• [YOUR OBJECTIVE] Return the complete listing that follows, with each line reproduced exactly.

[Records from a collection of figures]

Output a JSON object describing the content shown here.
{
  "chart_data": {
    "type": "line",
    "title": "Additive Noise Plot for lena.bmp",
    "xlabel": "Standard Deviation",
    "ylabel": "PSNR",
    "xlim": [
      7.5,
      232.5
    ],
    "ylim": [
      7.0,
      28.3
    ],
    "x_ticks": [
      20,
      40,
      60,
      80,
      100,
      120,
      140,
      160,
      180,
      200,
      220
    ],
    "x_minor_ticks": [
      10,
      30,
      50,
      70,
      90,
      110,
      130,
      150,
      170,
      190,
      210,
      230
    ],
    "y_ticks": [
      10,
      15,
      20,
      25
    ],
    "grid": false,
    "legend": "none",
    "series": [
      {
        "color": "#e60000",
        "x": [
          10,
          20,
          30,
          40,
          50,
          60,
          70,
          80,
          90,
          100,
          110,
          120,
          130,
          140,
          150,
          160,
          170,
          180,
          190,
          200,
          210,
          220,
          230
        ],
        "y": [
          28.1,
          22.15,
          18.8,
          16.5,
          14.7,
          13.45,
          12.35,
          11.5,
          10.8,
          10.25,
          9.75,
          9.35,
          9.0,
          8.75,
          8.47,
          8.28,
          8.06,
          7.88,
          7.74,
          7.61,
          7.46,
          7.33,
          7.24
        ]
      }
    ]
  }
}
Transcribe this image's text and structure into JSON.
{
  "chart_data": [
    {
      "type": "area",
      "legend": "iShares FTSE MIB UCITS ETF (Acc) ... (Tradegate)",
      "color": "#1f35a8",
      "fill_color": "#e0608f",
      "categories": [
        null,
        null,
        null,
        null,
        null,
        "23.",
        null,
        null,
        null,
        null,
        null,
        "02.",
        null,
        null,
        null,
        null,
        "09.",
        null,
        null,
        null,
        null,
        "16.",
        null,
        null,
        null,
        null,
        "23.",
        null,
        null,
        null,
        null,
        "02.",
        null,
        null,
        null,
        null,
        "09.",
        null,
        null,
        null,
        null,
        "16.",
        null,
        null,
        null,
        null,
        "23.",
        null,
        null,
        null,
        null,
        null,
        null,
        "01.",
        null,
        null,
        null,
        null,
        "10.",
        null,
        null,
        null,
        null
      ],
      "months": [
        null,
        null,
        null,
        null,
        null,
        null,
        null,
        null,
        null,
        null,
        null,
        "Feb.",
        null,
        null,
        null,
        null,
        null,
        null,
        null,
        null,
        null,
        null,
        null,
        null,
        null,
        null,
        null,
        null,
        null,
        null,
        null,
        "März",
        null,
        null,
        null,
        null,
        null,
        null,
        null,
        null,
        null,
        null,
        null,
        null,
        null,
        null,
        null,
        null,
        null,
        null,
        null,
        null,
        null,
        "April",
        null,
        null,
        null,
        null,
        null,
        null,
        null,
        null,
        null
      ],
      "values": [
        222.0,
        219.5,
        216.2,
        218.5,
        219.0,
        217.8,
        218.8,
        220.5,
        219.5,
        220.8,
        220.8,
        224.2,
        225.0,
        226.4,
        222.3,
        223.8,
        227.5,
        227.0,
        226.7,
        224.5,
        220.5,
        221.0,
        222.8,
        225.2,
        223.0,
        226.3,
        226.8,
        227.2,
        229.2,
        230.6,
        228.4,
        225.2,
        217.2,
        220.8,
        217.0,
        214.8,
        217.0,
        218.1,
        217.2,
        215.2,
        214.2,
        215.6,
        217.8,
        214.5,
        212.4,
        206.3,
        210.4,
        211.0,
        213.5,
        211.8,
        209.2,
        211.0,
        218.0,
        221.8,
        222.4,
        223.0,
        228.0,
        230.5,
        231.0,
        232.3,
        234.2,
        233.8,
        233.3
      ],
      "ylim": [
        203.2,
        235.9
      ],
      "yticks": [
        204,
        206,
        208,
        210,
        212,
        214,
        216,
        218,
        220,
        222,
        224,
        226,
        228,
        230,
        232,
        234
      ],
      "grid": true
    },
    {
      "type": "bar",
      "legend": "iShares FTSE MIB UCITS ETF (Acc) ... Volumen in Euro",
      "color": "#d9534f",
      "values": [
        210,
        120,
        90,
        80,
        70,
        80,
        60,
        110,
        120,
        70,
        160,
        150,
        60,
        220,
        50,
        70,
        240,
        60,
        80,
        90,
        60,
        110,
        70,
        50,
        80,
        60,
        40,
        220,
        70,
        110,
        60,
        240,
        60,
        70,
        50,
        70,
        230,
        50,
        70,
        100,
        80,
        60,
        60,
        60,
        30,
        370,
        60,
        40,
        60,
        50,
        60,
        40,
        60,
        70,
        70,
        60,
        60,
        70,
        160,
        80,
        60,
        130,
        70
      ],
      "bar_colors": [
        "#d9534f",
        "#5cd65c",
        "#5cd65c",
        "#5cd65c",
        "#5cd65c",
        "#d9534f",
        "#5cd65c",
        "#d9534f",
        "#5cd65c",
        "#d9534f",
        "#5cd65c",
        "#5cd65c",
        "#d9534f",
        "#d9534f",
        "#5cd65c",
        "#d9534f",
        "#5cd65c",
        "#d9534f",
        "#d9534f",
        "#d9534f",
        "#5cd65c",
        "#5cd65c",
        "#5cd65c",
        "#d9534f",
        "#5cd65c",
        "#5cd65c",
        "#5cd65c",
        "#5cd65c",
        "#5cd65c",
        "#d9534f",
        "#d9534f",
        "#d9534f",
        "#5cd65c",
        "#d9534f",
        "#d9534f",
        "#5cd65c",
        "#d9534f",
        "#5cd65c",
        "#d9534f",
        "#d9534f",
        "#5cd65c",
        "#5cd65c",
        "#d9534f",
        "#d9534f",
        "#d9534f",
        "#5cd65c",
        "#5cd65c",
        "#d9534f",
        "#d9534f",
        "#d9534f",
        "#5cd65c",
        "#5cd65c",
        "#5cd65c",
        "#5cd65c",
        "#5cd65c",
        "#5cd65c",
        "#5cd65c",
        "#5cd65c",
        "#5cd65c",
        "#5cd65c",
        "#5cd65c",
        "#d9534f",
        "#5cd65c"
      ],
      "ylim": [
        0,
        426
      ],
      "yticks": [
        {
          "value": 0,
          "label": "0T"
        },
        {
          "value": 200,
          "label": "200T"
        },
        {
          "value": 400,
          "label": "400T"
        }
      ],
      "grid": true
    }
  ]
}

• [CORRECT RESPONSE]
Output a JSON object describing the content shown here.
{
  "chart_data": {
    "type": "line",
    "title": "Additive Noise Plot for lena.bmp",
    "xlabel": "Standard Deviation",
    "ylabel": "PSNR",
    "xlim": [
      7.5,
      232.5
    ],
    "ylim": [
      7.0,
      28.3
    ],
    "x_ticks": [
      20,
      40,
      60,
      80,
      100,
      120,
      140,
      160,
      180,
      200,
      220
    ],
    "x_minor_ticks": [
      10,
      30,
      50,
      70,
      90,
      110,
      130,
      150,
      170,
      190,
      210,
      230
    ],
    "y_ticks": [
      10,
      15,
      20,
      25
    ],
    "grid": false,
    "legend": "none",
    "series": [
      {
        "color": "#e60000",
        "x": [
          10,
          20,
          30,
          40,
          50,
          60,
          70,
          80,
          90,
          100,
          110,
          120,
          130,
          140,
          150,
          160,
          170,
          180,
          190,
          200,
          210,
          220,
          230
        ],
        "y": [
          28.1,
          22.15,
          18.8,
          16.5,
          14.7,
          13.45,
          12.35,
          11.5,
          10.8,
          10.25,
          9.75,
          9.35,
          9.0,
          8.75,
          8.47,
          8.28,
          8.06,
          7.88,
          7.74,
          7.61,
          7.46,
          7.33,
          7.24
        ]
      }
    ]
  }
}
Transcribe this image's text and structure into JSON.
{
  "chart_data": [
    {
      "type": "area",
      "legend": "iShares FTSE MIB UCITS ETF (Acc) ... (Tradegate)",
      "color": "#1f35a8",
      "fill_color": "#e0608f",
      "categories": [
        null,
        null,
        null,
        null,
        null,
        "23.",
        null,
        null,
        null,
        null,
        null,
        "02.",
        null,
        null,
        null,
        null,
        "09.",
        null,
        null,
        null,
        null,
        "16.",
        null,
        null,
        null,
        null,
        "23.",
        null,
        null,
        null,
        null,
        "02.",
        null,
        null,
        null,
        null,
        "09.",
        null,
        null,
        null,
        null,
        "16.",
        null,
        null,
        null,
        null,
        "23.",
        null,
        null,
        null,
        null,
        null,
        null,
        "01.",
        null,
        null,
        null,
        null,
        "10.",
        null,
        null,
        null,
        null
      ],
      "months": [
        null,
        null,
        null,
        null,
        null,
        null,
        null,
        null,
        null,
        null,
        null,
        "Feb.",
        null,
        null,
        null,
        null,
        null,
        null,
        null,
        null,
        null,
        null,
        null,
        null,
        null,
        null,
        null,
        null,
        null,
        null,
        null,
        "März",
        null,
        null,
        null,
        null,
        null,
        null,
        null,
        null,
        null,
        null,
        null,
        null,
        null,
        null,
        null,
        null,
        null,
        null,
        null,
        null,
        null,
        "April",
        null,
        null,
        null,
        null,
        null,
        null,
        null,
        null,
        null
      ],
      "values": [
        222.0,
        219.5,
        216.2,
        218.5,
        219.0,
        217.8,
        218.8,
        220.5,
        219.5,
        220.8,
        220.8,
        224.2,
        225.0,
        226.4,
        222.3,
        223.8,
        227.5,
        227.0,
        226.7,
        224.5,
        220.5,
        221.0,
        222.8,
        225.2,
        223.0,
        226.3,
        226.8,
        227.2,
        229.2,
        230.6,
        228.4,
        225.2,
        217.2,
        220.8,
        217.0,
        214.8,
        217.0,
        218.1,
        217.2,
        215.2,
        214.2,
        215.6,
        217.8,
        214.5,
        212.4,
        206.3,
        210.4,
        211.0,
        213.5,
        211.8,
        209.2,
        211.0,
        218.0,
        221.8,
        222.4,
        223.0,
        228.0,
        230.5,
        231.0,
        232.3,
        234.2,
        233.8,
        233.3
      ],
      "ylim": [
        203.2,
        235.9
      ],
      "yticks": [
        204,
        206,
        208,
        210,
        212,
        214,
        216,
        218,
        220,
        222,
        224,
        226,
        228,
        230,
        232,
        234
      ],
      "grid": true
    },
    {
      "type": "bar",
      "legend": "iShares FTSE MIB UCITS ETF (Acc) ... Volumen in Euro",
      "color": "#d9534f",
      "values": [
        210,
        120,
        90,
        80,
        70,
        80,
        60,
        110,
        120,
        70,
        160,
        150,
        60,
        220,
        50,
        70,
        240,
        60,
        80,
        90,
        60,
        110,
        70,
        50,
        80,
        60,
        40,
        220,
        70,
        110,
        60,
        240,
        60,
        70,
        50,
        70,
        230,
        50,
        70,
        100,
        80,
        60,
        60,
        60,
        30,
        370,
        60,
        40,
        60,
        50,
        60,
        40,
        60,
        70,
        70,
        60,
        60,
        70,
        160,
        80,
        60,
        130,
        70
      ],
      "bar_colors": [
        "#d9534f",
        "#5cd65c",
        "#5cd65c",
        "#5cd65c",
        "#5cd65c",
        "#d9534f",
        "#5cd65c",
        "#d9534f",
        "#5cd65c",
        "#d9534f",
        "#5cd65c",
        "#5cd65c",
        "#d9534f",
        "#d9534f",
        "#5cd65c",
        "#d9534f",
        "#5cd65c",
        "#d9534f",
        "#d9534f",
        "#d9534f",
        "#5cd65c",
        "#5cd65c",
        "#5cd65c",
        "#d9534f",
        "#5cd65c",
        "#5cd65c",
        "#5cd65c",
        "#5cd65c",
        "#5cd65c",
        "#d9534f",
        "#d9534f",
        "#d9534f",
        "#5cd65c",
        "#d9534f",
        "#d9534f",
        "#5cd65c",
        "#d9534f",
        "#5cd65c",
        "#d9534f",
        "#d9534f",
        "#5cd65c",
        "#5cd65c",
        "#d9534f",
        "#d9534f",
        "#d9534f",
        "#5cd65c",
        "#5cd65c",
        "#d9534f",
        "#d9534f",
        "#d9534f",
        "#5cd65c",
        "#5cd65c",
        "#5cd65c",
        "#5cd65c",
        "#5cd65c",
        "#5cd65c",
        "#5cd65c",
        "#5cd65c",
        "#5cd65c",
        "#5cd65c",
        "#5cd65c",
        "#d9534f",
        "#5cd65c"
      ],
      "ylim": [
        0,
        426
      ],
      "yticks": [
        {
          "value": 0,
          "label": "0T"
        },
        {
          "value": 200,
          "label": "200T"
        },
        {
          "value": 400,
          "label": "400T"
        }
      ],
      "grid": true
    }
  ]
}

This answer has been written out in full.